What the exercise asks - Reproduce the items below verbatim, beginning with their first line and stopping after the line that contains "bar-pages-day-6 [109,169,117,178]".

Records to use -
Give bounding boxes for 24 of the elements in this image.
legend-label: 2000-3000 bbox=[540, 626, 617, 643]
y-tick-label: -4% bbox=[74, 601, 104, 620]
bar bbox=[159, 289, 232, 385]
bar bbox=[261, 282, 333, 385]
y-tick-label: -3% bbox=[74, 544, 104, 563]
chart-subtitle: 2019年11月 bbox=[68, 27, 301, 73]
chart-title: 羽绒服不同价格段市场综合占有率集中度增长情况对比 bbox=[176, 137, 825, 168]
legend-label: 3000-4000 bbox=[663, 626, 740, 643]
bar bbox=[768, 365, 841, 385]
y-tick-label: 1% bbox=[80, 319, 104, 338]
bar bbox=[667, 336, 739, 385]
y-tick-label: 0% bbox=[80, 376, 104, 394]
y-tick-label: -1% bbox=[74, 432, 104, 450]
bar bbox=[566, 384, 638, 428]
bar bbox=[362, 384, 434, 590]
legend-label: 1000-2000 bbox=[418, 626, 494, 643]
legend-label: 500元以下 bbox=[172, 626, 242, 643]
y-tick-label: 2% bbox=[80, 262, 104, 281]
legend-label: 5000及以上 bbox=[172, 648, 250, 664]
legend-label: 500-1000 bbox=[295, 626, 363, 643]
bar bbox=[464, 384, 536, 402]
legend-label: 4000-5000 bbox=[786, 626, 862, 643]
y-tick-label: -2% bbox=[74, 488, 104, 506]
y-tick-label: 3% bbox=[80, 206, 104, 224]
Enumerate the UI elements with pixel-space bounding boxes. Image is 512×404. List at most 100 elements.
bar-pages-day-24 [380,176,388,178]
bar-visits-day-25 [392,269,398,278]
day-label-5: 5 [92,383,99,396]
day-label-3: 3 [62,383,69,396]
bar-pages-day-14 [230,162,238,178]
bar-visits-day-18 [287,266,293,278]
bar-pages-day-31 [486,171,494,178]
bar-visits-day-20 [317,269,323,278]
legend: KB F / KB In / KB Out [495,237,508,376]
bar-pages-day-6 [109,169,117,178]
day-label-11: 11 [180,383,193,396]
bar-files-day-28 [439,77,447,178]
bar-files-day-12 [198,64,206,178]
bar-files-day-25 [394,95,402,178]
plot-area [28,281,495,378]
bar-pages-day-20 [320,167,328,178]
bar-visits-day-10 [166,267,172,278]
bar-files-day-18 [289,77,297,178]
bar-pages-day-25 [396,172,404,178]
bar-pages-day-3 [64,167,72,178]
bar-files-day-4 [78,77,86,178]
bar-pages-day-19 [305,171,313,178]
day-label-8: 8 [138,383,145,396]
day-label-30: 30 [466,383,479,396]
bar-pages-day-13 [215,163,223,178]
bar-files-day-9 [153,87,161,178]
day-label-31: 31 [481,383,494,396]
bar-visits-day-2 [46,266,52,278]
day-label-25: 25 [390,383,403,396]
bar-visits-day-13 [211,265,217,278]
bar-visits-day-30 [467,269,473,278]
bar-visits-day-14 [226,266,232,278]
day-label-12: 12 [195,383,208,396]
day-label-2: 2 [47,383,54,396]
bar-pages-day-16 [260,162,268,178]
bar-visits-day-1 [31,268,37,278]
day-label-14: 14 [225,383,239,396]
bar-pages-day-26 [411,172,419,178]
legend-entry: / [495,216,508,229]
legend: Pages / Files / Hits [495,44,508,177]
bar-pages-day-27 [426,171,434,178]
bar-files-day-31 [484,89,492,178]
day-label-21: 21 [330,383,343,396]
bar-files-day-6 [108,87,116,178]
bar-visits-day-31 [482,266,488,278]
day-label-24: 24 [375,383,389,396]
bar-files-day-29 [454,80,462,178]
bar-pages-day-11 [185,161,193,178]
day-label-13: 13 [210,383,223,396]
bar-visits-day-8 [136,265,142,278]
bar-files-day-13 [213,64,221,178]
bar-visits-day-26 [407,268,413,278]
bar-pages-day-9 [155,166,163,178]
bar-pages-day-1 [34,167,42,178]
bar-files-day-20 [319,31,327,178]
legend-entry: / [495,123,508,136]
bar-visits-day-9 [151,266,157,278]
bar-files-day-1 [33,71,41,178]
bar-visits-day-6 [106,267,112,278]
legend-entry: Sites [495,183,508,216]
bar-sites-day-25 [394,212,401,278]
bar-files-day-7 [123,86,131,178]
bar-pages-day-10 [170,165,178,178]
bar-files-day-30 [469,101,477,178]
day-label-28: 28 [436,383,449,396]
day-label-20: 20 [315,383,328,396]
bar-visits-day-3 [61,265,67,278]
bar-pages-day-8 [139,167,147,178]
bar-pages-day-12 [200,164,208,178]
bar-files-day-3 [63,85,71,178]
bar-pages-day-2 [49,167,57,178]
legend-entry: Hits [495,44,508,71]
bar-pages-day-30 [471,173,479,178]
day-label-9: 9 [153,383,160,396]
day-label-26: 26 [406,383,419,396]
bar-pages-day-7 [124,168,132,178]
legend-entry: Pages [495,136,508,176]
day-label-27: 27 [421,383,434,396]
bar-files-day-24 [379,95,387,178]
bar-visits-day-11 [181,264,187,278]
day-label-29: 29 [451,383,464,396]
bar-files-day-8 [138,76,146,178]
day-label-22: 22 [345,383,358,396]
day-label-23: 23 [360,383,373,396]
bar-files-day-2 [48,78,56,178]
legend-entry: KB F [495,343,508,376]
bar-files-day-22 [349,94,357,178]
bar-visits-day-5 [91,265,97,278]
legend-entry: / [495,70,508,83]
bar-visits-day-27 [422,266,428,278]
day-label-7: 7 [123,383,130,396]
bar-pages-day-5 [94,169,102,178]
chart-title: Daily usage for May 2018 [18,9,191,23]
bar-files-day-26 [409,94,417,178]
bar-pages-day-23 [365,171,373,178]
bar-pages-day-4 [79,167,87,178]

The output -
Give bounding boxes for 24 of the elements in this image.
legend-label: 2000-3000 bbox=[540, 626, 617, 643]
y-tick-label: -4% bbox=[74, 601, 104, 620]
bar bbox=[159, 289, 232, 385]
bar bbox=[261, 282, 333, 385]
y-tick-label: -3% bbox=[74, 544, 104, 563]
chart-subtitle: 2019年11月 bbox=[68, 27, 301, 73]
chart-title: 羽绒服不同价格段市场综合占有率集中度增长情况对比 bbox=[176, 137, 825, 168]
legend-label: 3000-4000 bbox=[663, 626, 740, 643]
bar bbox=[768, 365, 841, 385]
y-tick-label: 1% bbox=[80, 319, 104, 338]
bar bbox=[667, 336, 739, 385]
y-tick-label: 0% bbox=[80, 376, 104, 394]
y-tick-label: -1% bbox=[74, 432, 104, 450]
bar bbox=[566, 384, 638, 428]
bar bbox=[362, 384, 434, 590]
legend-label: 1000-2000 bbox=[418, 626, 494, 643]
legend-label: 500元以下 bbox=[172, 626, 242, 643]
y-tick-label: 2% bbox=[80, 262, 104, 281]
legend-label: 5000及以上 bbox=[172, 648, 250, 664]
legend-label: 500-1000 bbox=[295, 626, 363, 643]
bar bbox=[464, 384, 536, 402]
legend-label: 4000-5000 bbox=[786, 626, 862, 643]
y-tick-label: -2% bbox=[74, 488, 104, 506]
y-tick-label: 3% bbox=[80, 206, 104, 224]
Enumerate the UI elements with pixel-space bounding boxes. Image is 512×404. List at most 100 elements.
bar-pages-day-24 [380,176,388,178]
bar-visits-day-25 [392,269,398,278]
day-label-5: 5 [92,383,99,396]
day-label-3: 3 [62,383,69,396]
bar-pages-day-14 [230,162,238,178]
bar-visits-day-18 [287,266,293,278]
bar-pages-day-31 [486,171,494,178]
bar-visits-day-20 [317,269,323,278]
legend: KB F / KB In / KB Out [495,237,508,376]
bar-pages-day-6 [109,169,117,178]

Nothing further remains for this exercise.